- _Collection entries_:
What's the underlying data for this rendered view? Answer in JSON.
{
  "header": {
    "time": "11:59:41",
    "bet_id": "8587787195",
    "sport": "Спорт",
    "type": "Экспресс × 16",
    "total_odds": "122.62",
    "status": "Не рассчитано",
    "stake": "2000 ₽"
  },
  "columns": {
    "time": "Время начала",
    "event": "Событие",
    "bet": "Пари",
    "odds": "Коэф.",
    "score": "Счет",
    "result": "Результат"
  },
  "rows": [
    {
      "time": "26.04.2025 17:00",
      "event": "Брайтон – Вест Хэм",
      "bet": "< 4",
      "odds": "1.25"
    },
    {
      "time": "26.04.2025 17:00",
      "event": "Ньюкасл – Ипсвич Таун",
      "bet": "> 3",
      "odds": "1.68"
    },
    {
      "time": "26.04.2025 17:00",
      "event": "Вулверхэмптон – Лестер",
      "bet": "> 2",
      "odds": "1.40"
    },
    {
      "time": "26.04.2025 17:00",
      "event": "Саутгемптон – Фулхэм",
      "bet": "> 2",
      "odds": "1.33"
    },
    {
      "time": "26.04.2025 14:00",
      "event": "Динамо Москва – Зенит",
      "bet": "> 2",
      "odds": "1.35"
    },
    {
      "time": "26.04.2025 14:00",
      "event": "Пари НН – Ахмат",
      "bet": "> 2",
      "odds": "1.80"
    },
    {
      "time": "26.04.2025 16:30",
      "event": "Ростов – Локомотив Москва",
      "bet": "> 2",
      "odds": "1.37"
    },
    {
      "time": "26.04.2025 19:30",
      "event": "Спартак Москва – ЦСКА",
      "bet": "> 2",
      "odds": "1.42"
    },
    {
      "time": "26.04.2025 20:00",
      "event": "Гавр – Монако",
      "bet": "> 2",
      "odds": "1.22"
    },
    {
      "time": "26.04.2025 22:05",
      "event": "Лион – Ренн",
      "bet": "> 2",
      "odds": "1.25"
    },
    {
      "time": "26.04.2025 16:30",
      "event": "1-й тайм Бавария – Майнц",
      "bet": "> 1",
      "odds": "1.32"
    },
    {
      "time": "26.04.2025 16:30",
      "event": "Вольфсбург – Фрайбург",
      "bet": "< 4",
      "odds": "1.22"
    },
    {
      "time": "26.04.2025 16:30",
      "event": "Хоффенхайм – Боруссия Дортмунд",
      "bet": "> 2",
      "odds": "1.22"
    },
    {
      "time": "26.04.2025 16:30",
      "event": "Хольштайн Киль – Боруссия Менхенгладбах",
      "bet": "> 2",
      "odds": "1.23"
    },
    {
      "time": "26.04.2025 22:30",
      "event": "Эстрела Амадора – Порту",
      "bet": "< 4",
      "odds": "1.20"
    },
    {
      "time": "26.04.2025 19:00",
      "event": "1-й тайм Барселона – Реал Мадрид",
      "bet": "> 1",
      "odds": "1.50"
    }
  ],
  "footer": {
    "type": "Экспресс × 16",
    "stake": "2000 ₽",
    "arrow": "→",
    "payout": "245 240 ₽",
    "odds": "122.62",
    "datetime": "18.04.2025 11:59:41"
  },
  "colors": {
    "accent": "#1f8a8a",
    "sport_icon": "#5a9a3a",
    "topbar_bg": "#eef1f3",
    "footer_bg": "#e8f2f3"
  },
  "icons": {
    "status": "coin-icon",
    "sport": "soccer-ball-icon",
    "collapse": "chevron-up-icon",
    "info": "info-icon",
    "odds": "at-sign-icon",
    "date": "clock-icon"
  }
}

- _Prompt_: Show all lines from the listing above in which "status" appears.

- _Solution_:
    "status": "Не рассчитано",
    "status": "coin-icon",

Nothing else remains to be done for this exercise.